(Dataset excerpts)

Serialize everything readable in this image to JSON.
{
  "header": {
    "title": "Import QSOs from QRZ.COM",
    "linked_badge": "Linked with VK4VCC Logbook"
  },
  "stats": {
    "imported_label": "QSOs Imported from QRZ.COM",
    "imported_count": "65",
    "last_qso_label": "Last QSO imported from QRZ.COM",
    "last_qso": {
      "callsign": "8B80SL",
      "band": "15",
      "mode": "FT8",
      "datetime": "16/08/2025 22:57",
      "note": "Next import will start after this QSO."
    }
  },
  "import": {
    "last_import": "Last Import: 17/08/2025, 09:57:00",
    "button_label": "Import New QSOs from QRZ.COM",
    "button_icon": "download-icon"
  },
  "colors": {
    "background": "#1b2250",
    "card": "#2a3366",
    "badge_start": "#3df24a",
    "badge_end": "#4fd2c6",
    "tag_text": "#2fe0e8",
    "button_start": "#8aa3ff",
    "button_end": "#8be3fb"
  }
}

» **Exercise**
The whole listing above needs to be written out again exactly.

» **Solution for this exercise**
Serialize everything readable in this image to JSON.
{
  "header": {
    "title": "Import QSOs from QRZ.COM",
    "linked_badge": "Linked with VK4VCC Logbook"
  },
  "stats": {
    "imported_label": "QSOs Imported from QRZ.COM",
    "imported_count": "65",
    "last_qso_label": "Last QSO imported from QRZ.COM",
    "last_qso": {
      "callsign": "8B80SL",
      "band": "15",
      "mode": "FT8",
      "datetime": "16/08/2025 22:57",
      "note": "Next import will start after this QSO."
    }
  },
  "import": {
    "last_import": "Last Import: 17/08/2025, 09:57:00",
    "button_label": "Import New QSOs from QRZ.COM",
    "button_icon": "download-icon"
  },
  "colors": {
    "background": "#1b2250",
    "card": "#2a3366",
    "badge_start": "#3df24a",
    "badge_end": "#4fd2c6",
    "tag_text": "#2fe0e8",
    "button_start": "#8aa3ff",
    "button_end": "#8be3fb"
  }
}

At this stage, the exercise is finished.